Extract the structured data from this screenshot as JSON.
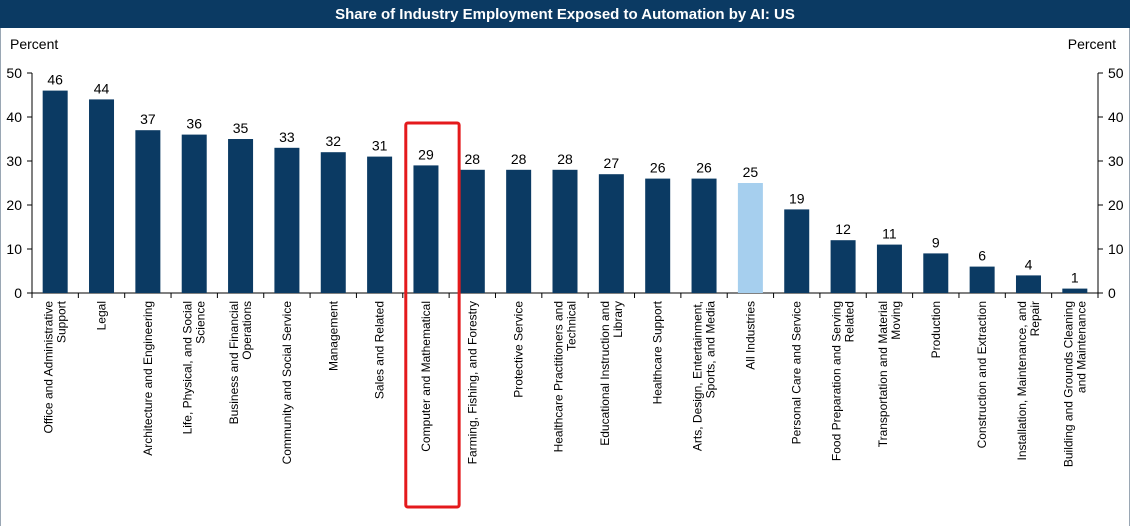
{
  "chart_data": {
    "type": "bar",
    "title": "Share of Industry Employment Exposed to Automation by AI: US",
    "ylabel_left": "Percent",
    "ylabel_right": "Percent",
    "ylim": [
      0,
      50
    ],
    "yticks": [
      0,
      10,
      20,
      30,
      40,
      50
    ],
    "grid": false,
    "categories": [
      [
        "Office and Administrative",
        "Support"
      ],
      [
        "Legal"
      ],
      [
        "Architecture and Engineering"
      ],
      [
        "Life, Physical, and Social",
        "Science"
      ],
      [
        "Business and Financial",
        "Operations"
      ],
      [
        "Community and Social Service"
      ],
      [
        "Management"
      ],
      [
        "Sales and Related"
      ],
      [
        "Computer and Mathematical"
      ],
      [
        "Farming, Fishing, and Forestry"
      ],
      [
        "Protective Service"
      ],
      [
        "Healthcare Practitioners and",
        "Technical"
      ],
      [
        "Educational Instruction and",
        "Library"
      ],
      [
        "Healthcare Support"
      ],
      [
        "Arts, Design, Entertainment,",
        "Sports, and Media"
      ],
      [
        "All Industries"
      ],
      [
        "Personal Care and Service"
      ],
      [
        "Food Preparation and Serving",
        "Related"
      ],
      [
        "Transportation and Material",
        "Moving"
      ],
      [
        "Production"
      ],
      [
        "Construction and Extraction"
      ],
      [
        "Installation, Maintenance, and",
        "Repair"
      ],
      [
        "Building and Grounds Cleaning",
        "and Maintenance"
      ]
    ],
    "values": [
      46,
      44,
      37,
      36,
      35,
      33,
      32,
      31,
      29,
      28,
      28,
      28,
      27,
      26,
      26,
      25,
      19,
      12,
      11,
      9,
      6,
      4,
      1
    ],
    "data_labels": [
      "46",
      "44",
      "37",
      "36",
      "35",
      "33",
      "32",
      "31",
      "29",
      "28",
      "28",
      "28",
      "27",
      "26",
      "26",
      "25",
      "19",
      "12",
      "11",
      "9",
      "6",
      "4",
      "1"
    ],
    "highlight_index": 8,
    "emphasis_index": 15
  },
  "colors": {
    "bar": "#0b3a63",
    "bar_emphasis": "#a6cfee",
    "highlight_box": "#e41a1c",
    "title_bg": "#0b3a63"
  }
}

Problem statement: Across the data, tally the lines containing "Percent" and give back the number alone.

Solution to the problem: 2